Rewrite the records from the line containing "y-tick-label: 6: [59, 327, 74, 355]" down through the line containing "box-iqr: [785, 302, 813, 448]", replacing "significance-letter" with "sig-letter" and keeping everything else unchanged. Give only those lines.

-- Given records start --

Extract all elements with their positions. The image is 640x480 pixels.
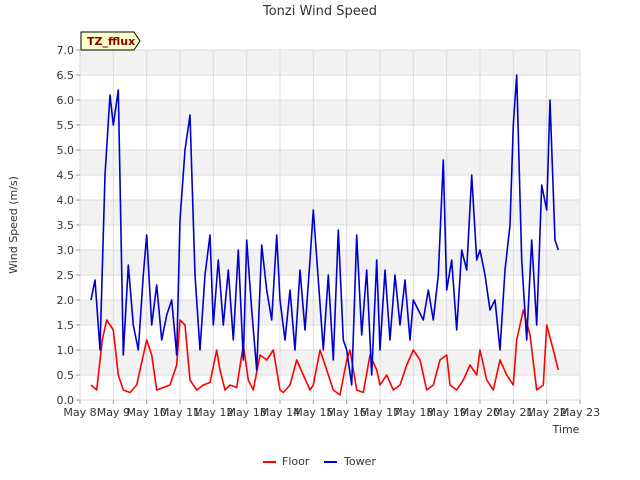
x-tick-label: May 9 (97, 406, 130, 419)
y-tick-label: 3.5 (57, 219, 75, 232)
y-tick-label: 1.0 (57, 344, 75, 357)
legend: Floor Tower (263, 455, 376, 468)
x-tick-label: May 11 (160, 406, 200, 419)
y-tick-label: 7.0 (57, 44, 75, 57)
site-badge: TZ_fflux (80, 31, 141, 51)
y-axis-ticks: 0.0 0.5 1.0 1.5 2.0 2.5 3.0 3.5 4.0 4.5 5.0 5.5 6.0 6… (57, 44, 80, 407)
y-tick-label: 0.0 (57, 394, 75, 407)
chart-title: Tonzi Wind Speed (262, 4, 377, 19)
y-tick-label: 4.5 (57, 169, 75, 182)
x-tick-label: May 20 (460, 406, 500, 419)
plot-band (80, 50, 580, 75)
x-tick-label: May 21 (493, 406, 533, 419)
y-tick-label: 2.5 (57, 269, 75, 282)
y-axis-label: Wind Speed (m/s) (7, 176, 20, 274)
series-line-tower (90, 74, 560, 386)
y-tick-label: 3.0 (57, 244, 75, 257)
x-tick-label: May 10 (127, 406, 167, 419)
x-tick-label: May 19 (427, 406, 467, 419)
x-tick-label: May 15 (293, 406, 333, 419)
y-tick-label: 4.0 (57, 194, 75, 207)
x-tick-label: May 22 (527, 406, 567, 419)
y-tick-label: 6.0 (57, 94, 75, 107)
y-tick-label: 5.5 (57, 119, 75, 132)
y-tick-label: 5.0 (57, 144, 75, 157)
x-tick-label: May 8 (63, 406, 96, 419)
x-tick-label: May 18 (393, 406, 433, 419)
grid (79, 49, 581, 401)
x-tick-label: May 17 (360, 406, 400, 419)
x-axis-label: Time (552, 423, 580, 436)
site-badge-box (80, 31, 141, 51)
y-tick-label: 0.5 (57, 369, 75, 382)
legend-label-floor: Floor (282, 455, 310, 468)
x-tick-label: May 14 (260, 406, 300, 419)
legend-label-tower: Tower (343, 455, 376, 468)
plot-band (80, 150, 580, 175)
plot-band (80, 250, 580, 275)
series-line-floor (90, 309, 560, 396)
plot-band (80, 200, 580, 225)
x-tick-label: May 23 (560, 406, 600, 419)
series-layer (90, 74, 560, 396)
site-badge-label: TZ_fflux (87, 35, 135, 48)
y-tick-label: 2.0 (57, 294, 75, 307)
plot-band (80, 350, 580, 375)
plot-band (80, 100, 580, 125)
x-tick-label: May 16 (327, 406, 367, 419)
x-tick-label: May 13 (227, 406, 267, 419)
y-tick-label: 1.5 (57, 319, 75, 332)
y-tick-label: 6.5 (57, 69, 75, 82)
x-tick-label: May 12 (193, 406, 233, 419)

-- Given records end --
-- Given records start --

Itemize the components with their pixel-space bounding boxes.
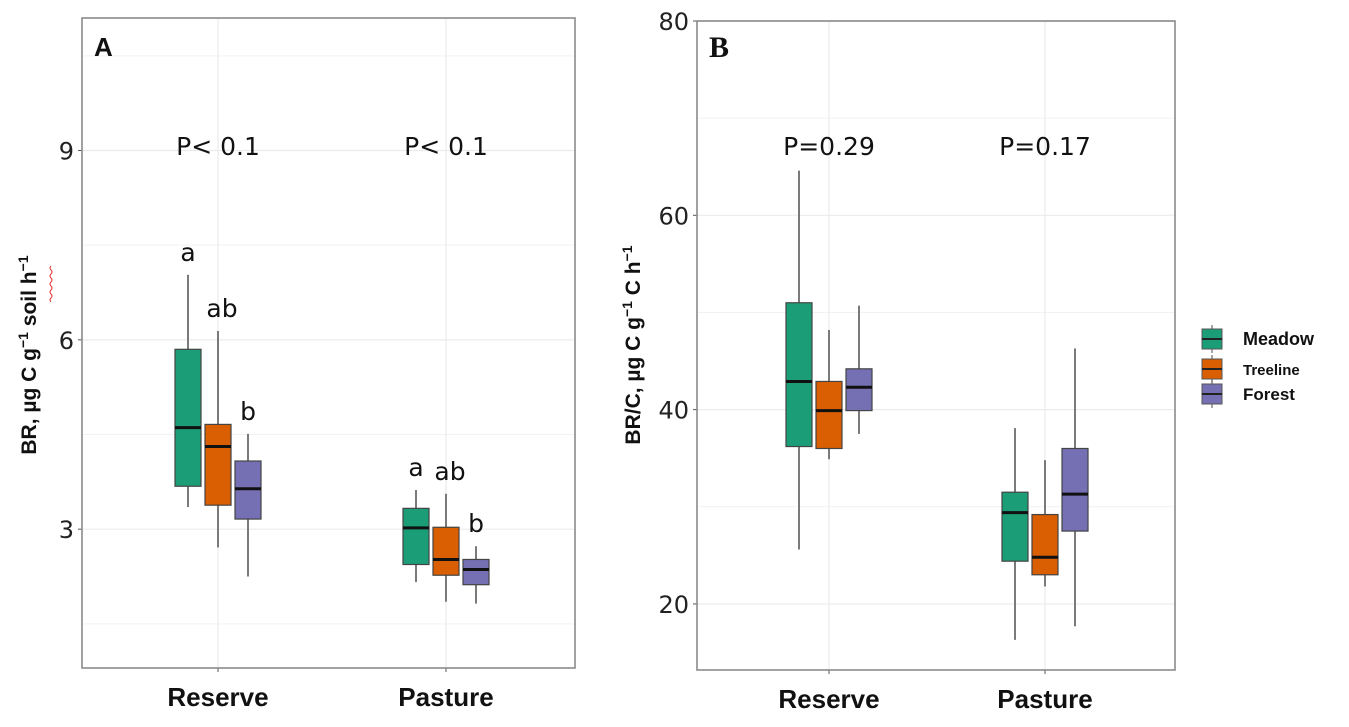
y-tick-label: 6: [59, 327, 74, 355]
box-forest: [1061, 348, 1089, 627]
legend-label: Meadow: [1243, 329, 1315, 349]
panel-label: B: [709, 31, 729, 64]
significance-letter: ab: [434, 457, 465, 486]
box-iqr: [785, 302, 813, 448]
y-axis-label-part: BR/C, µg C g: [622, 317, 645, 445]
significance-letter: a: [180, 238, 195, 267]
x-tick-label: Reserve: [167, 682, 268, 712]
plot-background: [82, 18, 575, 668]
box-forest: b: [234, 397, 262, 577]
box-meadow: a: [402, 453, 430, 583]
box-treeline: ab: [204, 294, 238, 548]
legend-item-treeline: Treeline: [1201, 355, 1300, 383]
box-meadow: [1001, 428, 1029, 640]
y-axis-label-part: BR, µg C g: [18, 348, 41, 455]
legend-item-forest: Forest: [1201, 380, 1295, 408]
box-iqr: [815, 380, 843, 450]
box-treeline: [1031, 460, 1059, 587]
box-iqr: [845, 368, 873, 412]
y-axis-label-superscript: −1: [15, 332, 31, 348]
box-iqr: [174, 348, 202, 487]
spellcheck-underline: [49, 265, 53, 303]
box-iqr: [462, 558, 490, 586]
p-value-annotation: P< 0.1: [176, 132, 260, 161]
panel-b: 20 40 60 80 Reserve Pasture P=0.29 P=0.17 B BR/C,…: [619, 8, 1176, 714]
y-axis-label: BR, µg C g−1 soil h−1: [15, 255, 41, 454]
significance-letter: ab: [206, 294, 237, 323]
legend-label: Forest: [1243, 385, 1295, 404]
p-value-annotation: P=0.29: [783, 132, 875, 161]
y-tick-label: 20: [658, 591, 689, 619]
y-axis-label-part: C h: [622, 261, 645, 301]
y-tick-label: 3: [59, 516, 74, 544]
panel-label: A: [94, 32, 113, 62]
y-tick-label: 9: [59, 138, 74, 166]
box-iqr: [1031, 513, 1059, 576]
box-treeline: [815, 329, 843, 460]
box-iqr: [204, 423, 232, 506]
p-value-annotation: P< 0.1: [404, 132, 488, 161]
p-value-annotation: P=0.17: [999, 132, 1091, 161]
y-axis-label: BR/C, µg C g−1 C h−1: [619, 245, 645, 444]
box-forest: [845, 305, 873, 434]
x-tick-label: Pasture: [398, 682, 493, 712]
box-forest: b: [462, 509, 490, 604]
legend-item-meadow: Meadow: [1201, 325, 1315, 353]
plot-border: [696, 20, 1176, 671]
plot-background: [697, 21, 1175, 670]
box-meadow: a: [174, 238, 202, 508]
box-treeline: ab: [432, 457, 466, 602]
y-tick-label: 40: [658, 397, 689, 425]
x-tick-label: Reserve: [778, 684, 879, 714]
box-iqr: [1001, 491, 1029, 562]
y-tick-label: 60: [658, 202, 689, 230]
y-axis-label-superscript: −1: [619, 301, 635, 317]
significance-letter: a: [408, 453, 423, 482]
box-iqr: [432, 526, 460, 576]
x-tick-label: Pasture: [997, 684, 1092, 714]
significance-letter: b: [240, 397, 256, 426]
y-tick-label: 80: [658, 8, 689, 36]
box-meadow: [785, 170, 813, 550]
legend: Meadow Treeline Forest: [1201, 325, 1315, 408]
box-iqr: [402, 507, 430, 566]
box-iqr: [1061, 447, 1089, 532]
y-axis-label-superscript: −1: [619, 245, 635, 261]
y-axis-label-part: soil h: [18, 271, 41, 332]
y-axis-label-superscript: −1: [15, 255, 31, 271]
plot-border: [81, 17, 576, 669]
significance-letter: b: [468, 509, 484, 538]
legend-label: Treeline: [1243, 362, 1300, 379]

-- Given records end --
-- Given records start --

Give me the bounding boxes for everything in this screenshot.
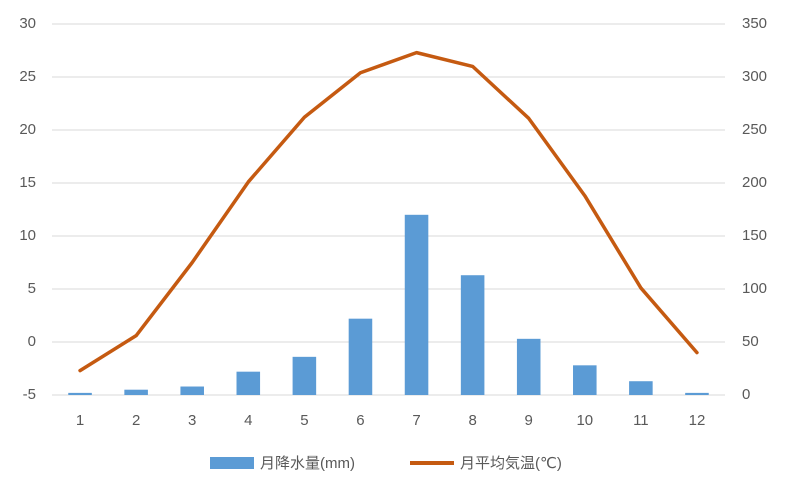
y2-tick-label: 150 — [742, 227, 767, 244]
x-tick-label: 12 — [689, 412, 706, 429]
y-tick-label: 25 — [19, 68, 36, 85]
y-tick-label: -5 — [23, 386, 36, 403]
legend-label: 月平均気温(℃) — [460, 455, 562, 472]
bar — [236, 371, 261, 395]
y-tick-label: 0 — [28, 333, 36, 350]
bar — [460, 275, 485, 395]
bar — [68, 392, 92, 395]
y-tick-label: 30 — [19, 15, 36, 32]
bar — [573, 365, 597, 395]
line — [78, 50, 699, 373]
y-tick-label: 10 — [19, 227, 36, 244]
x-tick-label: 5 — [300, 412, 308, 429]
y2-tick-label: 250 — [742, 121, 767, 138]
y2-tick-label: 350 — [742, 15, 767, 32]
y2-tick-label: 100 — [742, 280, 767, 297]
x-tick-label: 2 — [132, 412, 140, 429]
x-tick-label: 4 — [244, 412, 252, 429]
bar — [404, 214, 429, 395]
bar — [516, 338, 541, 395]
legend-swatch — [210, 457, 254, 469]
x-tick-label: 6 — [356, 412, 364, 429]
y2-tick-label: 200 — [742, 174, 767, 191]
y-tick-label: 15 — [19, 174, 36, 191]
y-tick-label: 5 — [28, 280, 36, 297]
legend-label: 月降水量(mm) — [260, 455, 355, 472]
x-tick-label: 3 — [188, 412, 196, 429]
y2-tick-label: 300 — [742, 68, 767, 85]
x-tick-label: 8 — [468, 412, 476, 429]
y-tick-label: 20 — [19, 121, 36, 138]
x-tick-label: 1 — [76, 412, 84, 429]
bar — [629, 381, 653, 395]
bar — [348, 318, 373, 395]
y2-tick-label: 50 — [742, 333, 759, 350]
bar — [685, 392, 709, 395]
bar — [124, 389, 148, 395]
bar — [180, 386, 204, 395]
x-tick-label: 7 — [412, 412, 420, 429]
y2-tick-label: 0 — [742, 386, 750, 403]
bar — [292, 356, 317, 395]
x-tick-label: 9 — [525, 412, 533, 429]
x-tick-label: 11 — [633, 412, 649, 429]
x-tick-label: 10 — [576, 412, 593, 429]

-- Given records end --

Exercise result:
y-tick-label: 6: [59, 327, 74, 355]
box-forest: [1061, 348, 1089, 627]
legend-label: Meadow: [1243, 329, 1315, 349]
panel-label: B: [709, 31, 729, 64]
sig-letter: ab: [434, 457, 465, 486]
box-iqr: [785, 302, 813, 448]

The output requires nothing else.